## [Set problem]
Look below. Copy each line that has "title" in it.

## begin Provided data

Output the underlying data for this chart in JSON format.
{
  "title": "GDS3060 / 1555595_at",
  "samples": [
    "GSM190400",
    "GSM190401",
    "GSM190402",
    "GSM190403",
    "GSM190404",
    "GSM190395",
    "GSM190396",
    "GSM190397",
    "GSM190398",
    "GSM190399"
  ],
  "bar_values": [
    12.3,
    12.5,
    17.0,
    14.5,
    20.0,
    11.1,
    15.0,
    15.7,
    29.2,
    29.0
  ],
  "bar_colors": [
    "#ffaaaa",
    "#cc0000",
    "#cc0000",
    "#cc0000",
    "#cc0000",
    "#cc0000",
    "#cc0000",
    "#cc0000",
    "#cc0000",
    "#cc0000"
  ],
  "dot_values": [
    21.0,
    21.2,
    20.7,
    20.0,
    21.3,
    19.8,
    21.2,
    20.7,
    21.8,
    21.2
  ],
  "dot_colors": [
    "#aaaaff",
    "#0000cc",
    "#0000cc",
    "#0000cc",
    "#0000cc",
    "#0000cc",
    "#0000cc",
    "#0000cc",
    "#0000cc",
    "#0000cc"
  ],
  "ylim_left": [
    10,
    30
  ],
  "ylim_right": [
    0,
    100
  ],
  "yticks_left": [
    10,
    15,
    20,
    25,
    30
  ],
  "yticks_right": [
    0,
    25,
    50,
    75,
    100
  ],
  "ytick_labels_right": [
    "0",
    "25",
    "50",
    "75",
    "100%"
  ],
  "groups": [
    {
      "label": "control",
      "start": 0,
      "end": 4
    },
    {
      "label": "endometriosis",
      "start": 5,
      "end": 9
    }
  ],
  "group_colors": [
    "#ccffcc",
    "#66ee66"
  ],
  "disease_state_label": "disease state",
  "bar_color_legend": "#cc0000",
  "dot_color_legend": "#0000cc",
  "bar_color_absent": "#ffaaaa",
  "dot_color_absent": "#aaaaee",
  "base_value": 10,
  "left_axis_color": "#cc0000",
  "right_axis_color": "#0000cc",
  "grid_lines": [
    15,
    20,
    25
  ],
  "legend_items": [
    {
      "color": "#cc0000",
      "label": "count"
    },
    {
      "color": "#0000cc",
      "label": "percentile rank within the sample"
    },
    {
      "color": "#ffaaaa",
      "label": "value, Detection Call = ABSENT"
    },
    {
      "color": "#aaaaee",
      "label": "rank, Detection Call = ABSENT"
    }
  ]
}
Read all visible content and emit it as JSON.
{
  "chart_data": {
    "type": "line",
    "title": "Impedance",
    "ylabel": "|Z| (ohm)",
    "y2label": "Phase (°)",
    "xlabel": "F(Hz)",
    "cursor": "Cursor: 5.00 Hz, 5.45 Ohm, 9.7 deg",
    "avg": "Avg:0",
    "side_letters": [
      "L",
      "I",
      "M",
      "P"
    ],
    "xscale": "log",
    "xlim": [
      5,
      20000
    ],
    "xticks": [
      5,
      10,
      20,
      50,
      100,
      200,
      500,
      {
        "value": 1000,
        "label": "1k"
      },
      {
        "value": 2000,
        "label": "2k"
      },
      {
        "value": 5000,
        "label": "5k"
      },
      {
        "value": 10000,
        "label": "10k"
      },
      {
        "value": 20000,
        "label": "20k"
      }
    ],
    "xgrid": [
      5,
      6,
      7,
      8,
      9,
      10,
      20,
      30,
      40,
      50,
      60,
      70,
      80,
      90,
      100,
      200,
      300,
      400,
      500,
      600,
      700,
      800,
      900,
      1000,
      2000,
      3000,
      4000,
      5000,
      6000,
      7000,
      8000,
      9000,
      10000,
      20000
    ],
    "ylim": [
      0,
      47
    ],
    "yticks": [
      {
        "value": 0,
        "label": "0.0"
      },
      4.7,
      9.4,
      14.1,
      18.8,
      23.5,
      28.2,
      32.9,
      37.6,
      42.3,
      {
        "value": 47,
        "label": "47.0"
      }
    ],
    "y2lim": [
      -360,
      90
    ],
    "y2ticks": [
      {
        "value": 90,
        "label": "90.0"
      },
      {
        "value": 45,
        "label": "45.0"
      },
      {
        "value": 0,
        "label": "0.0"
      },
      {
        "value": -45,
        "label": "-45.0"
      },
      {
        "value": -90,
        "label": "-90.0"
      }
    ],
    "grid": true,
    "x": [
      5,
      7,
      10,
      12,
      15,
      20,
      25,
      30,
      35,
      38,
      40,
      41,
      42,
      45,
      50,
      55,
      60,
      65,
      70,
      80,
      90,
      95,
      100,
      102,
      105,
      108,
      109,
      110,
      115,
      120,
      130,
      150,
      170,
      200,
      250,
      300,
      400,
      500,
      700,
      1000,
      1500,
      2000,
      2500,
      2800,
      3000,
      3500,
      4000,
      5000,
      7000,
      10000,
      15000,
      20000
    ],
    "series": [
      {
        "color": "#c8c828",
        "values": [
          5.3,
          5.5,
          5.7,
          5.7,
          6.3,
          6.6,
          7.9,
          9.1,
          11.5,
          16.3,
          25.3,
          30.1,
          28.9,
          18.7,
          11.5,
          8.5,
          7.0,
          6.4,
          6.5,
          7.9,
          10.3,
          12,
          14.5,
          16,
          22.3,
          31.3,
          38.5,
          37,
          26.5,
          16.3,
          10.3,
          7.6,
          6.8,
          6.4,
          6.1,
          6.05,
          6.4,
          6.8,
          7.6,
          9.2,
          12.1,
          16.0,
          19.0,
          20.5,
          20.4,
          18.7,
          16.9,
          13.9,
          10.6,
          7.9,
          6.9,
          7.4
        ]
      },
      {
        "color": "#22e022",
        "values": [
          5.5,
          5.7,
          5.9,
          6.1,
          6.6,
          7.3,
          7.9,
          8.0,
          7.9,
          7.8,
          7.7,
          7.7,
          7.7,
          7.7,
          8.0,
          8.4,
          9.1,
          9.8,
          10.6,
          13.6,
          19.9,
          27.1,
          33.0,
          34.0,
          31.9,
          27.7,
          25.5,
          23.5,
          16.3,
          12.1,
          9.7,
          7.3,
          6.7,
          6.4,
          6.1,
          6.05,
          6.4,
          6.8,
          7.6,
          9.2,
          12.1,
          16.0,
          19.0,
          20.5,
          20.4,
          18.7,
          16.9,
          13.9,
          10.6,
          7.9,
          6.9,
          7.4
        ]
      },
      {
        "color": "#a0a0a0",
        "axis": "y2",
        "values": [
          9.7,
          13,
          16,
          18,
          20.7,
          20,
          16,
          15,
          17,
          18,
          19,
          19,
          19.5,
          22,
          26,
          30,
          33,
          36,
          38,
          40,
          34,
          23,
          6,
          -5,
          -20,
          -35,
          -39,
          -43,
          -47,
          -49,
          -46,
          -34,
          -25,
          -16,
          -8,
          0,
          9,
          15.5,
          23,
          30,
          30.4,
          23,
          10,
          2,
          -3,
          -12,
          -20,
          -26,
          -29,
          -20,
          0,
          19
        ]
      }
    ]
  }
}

## end Provided data

## [Solution to the exercise]
  "title": "GDS3060 / 1555595_at",
    "title": "Impedance",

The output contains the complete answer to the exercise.